Data records
##############################

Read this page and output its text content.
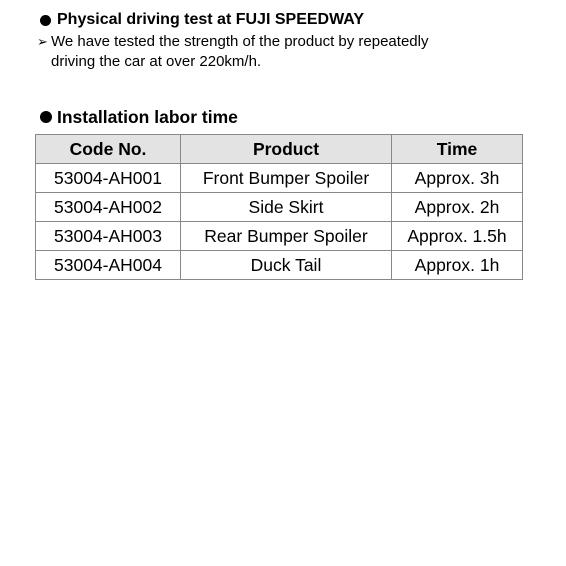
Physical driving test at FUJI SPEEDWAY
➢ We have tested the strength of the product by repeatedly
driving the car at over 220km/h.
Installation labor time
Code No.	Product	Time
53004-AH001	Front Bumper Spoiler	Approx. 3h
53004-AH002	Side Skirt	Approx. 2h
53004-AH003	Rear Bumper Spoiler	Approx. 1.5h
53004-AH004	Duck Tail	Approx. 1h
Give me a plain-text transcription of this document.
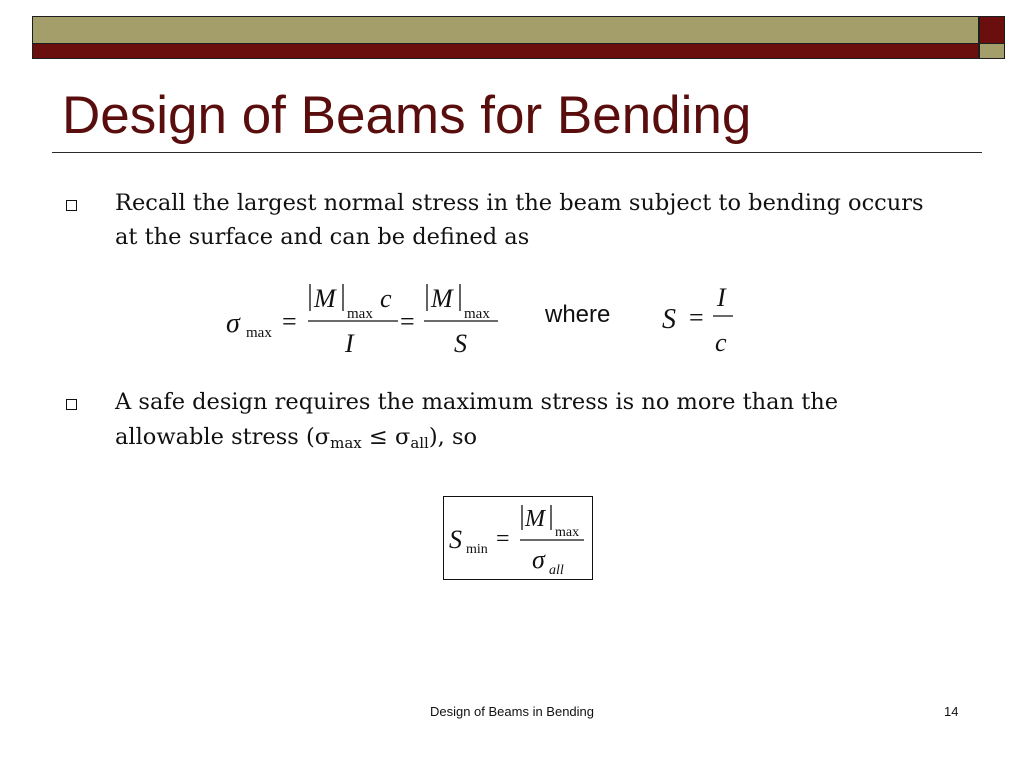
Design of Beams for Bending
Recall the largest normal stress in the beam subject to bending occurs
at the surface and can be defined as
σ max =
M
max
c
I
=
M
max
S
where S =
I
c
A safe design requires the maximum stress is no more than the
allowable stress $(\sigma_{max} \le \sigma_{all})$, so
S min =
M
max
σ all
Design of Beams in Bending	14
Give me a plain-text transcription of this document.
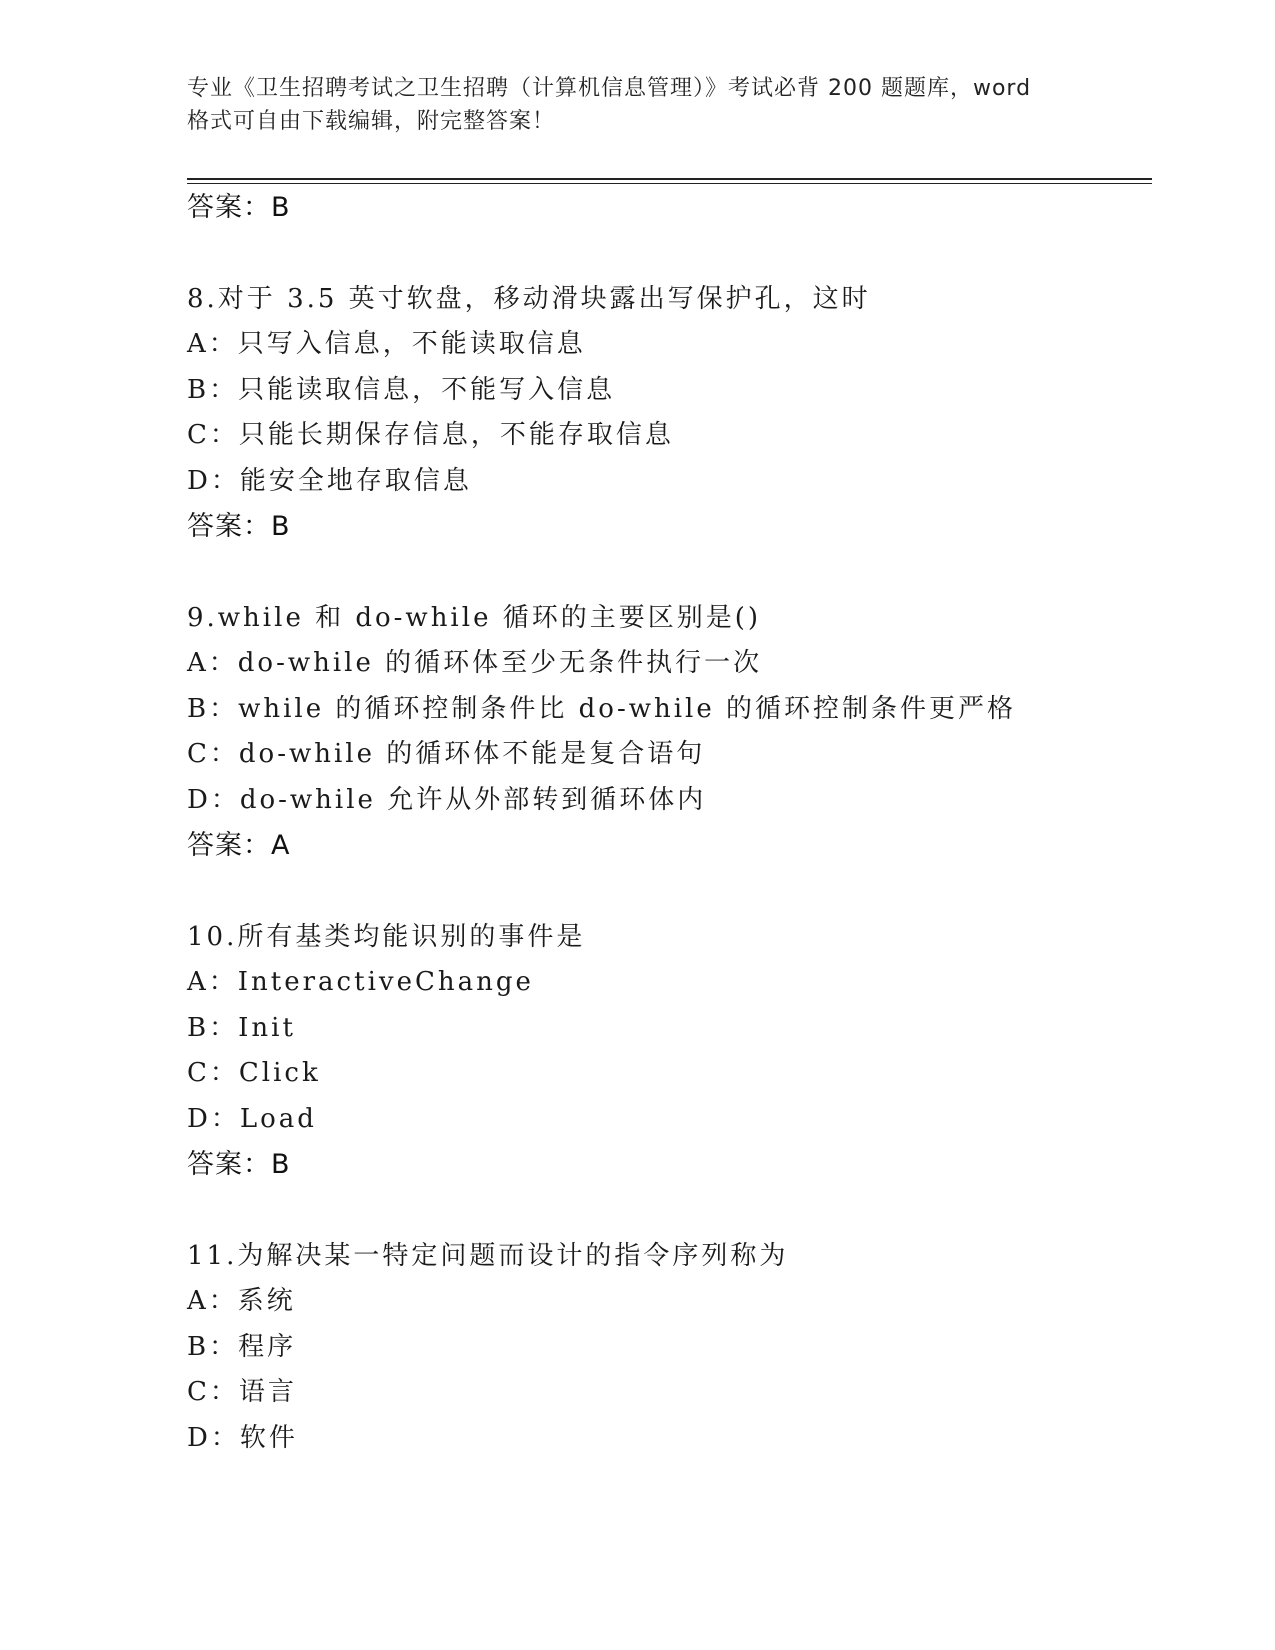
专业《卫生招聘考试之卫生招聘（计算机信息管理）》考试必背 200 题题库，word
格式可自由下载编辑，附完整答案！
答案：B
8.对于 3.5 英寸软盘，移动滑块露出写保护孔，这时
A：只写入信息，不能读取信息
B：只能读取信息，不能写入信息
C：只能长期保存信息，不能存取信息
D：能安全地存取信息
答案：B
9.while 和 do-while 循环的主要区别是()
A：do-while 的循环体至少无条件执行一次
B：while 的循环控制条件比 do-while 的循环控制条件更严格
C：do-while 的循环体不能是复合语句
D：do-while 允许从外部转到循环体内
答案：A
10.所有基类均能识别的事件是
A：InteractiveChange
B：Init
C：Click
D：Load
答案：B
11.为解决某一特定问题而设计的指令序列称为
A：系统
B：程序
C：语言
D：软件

##############################

Exercise objective: What is the number of lines containing "while"? Give that number only.

Complete answer: 5